Aim of the exercise:
Each line containing the word "color" must be collected.

Input records:
╔══
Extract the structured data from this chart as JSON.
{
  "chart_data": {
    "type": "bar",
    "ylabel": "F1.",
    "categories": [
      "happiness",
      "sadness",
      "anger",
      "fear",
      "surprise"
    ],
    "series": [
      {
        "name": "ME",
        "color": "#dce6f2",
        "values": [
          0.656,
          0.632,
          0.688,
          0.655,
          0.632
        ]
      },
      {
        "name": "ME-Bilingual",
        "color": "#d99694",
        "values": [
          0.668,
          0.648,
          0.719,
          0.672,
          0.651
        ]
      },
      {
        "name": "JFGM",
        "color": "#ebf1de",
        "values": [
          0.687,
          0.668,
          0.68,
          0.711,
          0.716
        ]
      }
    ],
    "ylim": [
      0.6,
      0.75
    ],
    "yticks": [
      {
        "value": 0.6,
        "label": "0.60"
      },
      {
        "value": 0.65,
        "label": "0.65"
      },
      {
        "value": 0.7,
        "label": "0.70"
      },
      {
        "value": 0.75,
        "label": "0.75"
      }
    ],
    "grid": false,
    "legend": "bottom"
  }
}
╚══
Answer to the exercise:
        "color": "#dce6f2",
        "color": "#d99694",
        "color": "#ebf1de",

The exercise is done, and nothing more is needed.